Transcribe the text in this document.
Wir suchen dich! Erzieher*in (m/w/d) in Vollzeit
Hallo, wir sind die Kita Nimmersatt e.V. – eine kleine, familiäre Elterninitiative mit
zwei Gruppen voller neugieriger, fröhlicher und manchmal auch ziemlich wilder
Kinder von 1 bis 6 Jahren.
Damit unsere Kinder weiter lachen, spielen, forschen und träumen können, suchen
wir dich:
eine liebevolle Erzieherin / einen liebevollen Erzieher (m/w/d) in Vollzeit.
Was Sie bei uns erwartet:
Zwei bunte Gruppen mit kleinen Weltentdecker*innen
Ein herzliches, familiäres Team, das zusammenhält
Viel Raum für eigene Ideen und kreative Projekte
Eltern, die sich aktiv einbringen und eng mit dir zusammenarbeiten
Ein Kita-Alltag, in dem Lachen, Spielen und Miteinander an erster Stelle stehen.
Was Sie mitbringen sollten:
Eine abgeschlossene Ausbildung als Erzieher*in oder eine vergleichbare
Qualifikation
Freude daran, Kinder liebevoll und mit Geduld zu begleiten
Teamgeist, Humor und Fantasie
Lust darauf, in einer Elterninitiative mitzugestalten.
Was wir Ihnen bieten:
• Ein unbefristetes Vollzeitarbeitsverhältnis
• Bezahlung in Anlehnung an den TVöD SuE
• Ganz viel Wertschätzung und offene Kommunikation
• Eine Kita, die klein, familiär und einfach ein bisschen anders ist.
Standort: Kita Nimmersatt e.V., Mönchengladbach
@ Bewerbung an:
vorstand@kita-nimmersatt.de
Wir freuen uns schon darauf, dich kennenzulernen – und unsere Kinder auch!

....

_TASK PROMPT:_ Provide the count, and nothing else, of lines in the data above where the word "dich" occurs.

_ANSWER TO THIS TASK:_ 3